-- start --

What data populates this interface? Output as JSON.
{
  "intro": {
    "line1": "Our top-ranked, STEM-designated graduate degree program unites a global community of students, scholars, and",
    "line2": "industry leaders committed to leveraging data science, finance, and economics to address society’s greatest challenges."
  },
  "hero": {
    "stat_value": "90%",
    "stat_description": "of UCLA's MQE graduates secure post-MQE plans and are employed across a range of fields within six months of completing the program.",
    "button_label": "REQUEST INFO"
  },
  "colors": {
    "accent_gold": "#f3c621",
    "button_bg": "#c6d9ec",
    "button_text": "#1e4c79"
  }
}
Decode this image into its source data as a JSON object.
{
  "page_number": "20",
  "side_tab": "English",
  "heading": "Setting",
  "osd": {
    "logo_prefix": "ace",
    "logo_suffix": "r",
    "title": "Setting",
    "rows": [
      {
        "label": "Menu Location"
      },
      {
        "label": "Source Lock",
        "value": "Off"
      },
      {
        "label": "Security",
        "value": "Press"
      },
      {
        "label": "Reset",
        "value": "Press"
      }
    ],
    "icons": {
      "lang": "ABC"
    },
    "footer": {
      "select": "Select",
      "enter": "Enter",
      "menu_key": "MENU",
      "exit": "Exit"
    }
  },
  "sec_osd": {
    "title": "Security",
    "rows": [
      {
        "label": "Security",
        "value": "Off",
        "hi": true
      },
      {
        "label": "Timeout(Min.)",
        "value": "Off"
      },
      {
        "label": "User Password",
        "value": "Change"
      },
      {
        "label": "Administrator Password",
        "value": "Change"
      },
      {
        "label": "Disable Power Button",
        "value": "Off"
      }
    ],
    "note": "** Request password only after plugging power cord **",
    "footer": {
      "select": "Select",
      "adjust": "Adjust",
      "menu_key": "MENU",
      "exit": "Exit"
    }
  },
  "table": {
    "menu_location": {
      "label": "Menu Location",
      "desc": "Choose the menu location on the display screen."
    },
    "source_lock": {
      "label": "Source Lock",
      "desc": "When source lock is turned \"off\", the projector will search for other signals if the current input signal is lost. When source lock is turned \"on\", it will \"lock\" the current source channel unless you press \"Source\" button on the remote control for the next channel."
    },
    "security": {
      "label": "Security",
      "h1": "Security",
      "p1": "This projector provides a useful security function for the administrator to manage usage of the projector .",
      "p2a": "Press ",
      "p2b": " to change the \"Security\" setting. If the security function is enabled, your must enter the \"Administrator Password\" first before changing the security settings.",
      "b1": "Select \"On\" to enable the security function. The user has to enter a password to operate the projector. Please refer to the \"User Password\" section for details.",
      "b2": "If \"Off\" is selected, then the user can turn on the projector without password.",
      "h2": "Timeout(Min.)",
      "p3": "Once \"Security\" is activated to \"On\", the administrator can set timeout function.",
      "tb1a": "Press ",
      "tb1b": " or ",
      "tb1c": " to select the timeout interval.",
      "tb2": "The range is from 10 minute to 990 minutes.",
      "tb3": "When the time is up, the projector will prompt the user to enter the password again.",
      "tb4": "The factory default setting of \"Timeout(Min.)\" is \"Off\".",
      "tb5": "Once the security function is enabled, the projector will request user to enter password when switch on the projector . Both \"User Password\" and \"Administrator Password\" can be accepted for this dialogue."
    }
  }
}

-- end --

• The request:
Print all of the entries exactly as they are written.

• Written answer:
What data populates this interface? Output as JSON.
{
  "intro": {
    "line1": "Our top-ranked, STEM-designated graduate degree program unites a global community of students, scholars, and",
    "line2": "industry leaders committed to leveraging data science, finance, and economics to address society’s greatest challenges."
  },
  "hero": {
    "stat_value": "90%",
    "stat_description": "of UCLA's MQE graduates secure post-MQE plans and are employed across a range of fields within six months of completing the program.",
    "button_label": "REQUEST INFO"
  },
  "colors": {
    "accent_gold": "#f3c621",
    "button_bg": "#c6d9ec",
    "button_text": "#1e4c79"
  }
}
Decode this image into its source data as a JSON object.
{
  "page_number": "20",
  "side_tab": "English",
  "heading": "Setting",
  "osd": {
    "logo_prefix": "ace",
    "logo_suffix": "r",
    "title": "Setting",
    "rows": [
      {
        "label": "Menu Location"
      },
      {
        "label": "Source Lock",
        "value": "Off"
      },
      {
        "label": "Security",
        "value": "Press"
      },
      {
        "label": "Reset",
        "value": "Press"
      }
    ],
    "icons": {
      "lang": "ABC"
    },
    "footer": {
      "select": "Select",
      "enter": "Enter",
      "menu_key": "MENU",
      "exit": "Exit"
    }
  },
  "sec_osd": {
    "title": "Security",
    "rows": [
      {
        "label": "Security",
        "value": "Off",
        "hi": true
      },
      {
        "label": "Timeout(Min.)",
        "value": "Off"
      },
      {
        "label": "User Password",
        "value": "Change"
      },
      {
        "label": "Administrator Password",
        "value": "Change"
      },
      {
        "label": "Disable Power Button",
        "value": "Off"
      }
    ],
    "note": "** Request password only after plugging power cord **",
    "footer": {
      "select": "Select",
      "adjust": "Adjust",
      "menu_key": "MENU",
      "exit": "Exit"
    }
  },
  "table": {
    "menu_location": {
      "label": "Menu Location",
      "desc": "Choose the menu location on the display screen."
    },
    "source_lock": {
      "label": "Source Lock",
      "desc": "When source lock is turned \"off\", the projector will search for other signals if the current input signal is lost. When source lock is turned \"on\", it will \"lock\" the current source channel unless you press \"Source\" button on the remote control for the next channel."
    },
    "security": {
      "label": "Security",
      "h1": "Security",
      "p1": "This projector provides a useful security function for the administrator to manage usage of the projector .",
      "p2a": "Press ",
      "p2b": " to change the \"Security\" setting. If the security function is enabled, your must enter the \"Administrator Password\" first before changing the security settings.",
      "b1": "Select \"On\" to enable the security function. The user has to enter a password to operate the projector. Please refer to the \"User Password\" section for details.",
      "b2": "If \"Off\" is selected, then the user can turn on the projector without password.",
      "h2": "Timeout(Min.)",
      "p3": "Once \"Security\" is activated to \"On\", the administrator can set timeout function.",
      "tb1a": "Press ",
      "tb1b": " or ",
      "tb1c": " to select the timeout interval.",
      "tb2": "The range is from 10 minute to 990 minutes.",
      "tb3": "When the time is up, the projector will prompt the user to enter the password again.",
      "tb4": "The factory default setting of \"Timeout(Min.)\" is \"Off\".",
      "tb5": "Once the security function is enabled, the projector will request user to enter password when switch on the projector . Both \"User Password\" and \"Administrator Password\" can be accepted for this dialogue."
    }
  }
}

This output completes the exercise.